### Goal of the exercise
Look through the listing for the word "legend". Copy each line that has it.

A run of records
......
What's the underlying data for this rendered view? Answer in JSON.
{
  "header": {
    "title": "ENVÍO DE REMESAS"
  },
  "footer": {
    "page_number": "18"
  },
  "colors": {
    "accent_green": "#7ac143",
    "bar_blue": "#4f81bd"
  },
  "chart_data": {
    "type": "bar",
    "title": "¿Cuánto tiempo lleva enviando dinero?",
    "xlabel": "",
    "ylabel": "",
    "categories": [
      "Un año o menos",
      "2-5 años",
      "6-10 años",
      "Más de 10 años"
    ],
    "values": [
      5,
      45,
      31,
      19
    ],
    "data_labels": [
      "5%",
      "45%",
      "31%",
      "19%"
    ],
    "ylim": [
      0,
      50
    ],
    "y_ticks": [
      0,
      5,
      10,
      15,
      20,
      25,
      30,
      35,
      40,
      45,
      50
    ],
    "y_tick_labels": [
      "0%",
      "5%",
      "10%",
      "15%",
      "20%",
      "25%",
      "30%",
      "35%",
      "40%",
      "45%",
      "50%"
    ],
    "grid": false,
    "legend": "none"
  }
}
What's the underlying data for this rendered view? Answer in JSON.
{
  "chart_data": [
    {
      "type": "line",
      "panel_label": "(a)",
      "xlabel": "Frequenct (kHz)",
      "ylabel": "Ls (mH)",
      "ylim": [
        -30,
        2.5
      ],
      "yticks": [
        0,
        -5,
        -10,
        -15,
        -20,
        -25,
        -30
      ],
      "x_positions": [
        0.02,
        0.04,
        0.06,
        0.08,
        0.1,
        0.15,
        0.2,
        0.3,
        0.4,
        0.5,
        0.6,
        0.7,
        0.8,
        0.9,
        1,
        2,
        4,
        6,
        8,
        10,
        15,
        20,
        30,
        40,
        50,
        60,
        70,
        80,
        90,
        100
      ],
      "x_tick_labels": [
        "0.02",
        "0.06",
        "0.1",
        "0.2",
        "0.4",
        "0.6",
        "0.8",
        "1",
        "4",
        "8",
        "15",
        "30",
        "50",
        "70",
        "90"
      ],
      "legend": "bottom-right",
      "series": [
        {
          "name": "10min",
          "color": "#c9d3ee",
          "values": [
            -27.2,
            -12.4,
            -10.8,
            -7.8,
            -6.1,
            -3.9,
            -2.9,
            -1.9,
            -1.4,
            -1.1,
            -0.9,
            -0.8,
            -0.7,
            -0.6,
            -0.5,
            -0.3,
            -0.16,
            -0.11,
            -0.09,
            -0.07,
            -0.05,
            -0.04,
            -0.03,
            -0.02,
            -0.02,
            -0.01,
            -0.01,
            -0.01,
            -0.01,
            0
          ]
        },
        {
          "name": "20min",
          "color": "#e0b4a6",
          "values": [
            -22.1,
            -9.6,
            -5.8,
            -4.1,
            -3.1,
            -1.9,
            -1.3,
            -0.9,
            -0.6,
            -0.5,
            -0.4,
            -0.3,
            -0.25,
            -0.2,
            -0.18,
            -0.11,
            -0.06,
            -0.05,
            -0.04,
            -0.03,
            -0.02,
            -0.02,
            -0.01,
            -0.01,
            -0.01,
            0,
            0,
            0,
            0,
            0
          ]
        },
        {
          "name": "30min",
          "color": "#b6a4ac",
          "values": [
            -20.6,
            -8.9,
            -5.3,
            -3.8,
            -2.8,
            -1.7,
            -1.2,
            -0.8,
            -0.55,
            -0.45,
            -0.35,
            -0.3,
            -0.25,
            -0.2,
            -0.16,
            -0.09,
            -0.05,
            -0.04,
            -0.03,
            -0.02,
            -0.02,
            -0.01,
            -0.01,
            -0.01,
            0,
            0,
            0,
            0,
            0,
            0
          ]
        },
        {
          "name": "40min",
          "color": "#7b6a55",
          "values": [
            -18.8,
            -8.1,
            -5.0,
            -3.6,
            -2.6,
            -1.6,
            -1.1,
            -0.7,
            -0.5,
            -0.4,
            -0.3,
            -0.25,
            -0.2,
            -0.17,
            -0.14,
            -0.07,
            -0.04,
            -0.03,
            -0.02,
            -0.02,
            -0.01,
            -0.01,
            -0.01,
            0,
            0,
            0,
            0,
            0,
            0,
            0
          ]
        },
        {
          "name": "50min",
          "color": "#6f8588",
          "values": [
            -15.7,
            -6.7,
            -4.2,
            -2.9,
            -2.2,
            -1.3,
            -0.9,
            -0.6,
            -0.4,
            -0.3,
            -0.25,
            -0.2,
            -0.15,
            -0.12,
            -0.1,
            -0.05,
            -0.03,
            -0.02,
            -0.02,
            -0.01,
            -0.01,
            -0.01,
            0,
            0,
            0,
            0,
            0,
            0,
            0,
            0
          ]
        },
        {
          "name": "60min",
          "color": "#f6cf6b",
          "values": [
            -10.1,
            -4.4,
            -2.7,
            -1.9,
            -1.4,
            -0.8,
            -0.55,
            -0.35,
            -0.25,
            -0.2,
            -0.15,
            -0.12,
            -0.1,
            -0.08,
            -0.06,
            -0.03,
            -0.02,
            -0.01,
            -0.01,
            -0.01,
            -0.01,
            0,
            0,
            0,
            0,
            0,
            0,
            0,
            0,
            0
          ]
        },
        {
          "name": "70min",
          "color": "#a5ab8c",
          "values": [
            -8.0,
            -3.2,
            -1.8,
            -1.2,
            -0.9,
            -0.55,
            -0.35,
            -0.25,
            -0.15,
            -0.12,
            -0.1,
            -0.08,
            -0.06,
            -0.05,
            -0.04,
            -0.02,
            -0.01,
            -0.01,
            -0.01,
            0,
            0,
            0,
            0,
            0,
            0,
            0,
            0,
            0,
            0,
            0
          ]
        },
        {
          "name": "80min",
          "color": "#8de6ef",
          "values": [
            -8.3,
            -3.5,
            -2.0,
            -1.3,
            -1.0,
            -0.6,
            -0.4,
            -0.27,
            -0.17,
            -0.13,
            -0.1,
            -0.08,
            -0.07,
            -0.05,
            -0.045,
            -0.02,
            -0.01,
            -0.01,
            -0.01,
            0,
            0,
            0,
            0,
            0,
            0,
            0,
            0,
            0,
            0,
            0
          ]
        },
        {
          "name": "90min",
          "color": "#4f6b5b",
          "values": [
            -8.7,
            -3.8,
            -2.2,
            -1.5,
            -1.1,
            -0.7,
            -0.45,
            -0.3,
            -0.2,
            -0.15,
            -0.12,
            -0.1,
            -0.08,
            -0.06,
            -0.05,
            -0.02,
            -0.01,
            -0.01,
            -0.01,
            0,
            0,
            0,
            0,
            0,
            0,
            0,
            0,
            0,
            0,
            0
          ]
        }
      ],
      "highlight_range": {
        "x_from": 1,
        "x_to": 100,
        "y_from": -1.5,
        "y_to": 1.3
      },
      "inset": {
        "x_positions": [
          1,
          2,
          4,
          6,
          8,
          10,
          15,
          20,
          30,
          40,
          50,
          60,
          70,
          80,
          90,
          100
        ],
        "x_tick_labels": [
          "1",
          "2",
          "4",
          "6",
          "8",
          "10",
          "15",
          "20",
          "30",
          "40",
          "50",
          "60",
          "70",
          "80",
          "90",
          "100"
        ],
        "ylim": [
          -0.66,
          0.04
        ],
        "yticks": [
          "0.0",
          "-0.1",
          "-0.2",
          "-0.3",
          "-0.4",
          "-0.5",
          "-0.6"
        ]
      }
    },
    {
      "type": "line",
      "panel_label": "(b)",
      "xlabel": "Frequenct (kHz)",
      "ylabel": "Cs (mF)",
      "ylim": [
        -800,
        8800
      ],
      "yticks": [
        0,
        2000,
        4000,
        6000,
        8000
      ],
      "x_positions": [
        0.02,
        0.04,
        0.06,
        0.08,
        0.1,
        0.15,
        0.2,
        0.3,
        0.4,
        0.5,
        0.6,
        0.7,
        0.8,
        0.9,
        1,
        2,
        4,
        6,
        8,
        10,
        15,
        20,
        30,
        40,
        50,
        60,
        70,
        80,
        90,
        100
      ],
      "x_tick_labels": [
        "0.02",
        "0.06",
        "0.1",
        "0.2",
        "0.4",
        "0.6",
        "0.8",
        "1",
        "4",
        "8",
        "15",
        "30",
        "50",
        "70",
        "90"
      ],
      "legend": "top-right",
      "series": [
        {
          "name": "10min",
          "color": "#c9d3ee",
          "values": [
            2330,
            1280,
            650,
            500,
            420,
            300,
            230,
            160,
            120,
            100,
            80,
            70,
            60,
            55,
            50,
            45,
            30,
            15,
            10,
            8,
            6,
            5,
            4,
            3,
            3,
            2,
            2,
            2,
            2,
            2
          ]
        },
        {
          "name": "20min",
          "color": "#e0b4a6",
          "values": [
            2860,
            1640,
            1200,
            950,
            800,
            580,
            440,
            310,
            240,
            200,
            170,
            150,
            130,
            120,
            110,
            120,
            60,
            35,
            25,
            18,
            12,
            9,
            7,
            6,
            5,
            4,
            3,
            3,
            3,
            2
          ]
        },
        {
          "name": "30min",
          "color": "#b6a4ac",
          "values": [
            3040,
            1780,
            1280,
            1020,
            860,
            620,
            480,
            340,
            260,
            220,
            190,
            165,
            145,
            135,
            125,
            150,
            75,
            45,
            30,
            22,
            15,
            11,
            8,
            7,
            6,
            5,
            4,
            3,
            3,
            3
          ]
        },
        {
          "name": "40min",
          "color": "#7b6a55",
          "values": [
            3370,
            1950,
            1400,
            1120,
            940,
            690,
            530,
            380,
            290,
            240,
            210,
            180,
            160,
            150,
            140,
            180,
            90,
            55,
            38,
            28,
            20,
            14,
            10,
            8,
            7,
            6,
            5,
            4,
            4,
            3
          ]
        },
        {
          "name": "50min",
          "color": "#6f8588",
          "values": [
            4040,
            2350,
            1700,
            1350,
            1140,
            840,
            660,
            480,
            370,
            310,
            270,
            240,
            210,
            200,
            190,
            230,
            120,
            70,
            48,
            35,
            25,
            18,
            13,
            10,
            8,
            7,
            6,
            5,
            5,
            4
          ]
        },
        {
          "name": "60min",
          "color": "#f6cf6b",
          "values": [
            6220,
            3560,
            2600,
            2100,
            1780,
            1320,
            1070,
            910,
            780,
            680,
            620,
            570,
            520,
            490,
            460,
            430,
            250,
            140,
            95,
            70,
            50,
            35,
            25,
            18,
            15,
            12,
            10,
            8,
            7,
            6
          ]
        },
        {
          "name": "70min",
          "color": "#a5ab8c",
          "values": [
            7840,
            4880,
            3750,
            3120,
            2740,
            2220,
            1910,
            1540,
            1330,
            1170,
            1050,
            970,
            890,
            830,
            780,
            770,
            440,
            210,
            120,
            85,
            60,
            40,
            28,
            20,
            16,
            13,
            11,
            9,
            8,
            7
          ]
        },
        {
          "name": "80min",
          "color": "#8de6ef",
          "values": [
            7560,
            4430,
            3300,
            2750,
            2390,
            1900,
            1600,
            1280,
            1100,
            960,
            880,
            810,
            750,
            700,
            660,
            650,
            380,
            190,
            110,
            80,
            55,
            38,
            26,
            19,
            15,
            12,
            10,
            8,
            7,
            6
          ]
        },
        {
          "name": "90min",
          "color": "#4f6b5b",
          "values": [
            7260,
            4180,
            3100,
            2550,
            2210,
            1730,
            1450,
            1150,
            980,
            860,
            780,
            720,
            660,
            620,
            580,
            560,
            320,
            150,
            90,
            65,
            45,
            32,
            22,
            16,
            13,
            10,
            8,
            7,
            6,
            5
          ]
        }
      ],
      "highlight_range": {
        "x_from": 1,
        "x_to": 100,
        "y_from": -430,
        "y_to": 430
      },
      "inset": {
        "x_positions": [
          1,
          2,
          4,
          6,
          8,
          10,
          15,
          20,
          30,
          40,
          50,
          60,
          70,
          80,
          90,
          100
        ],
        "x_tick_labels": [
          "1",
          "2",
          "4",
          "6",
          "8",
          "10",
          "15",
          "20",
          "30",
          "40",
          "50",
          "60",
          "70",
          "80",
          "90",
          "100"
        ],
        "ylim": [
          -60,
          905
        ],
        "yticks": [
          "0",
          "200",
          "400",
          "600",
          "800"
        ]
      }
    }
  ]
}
......
### Task result
    "legend": "none"
      "legend": "bottom-right",
      "legend": "top-right",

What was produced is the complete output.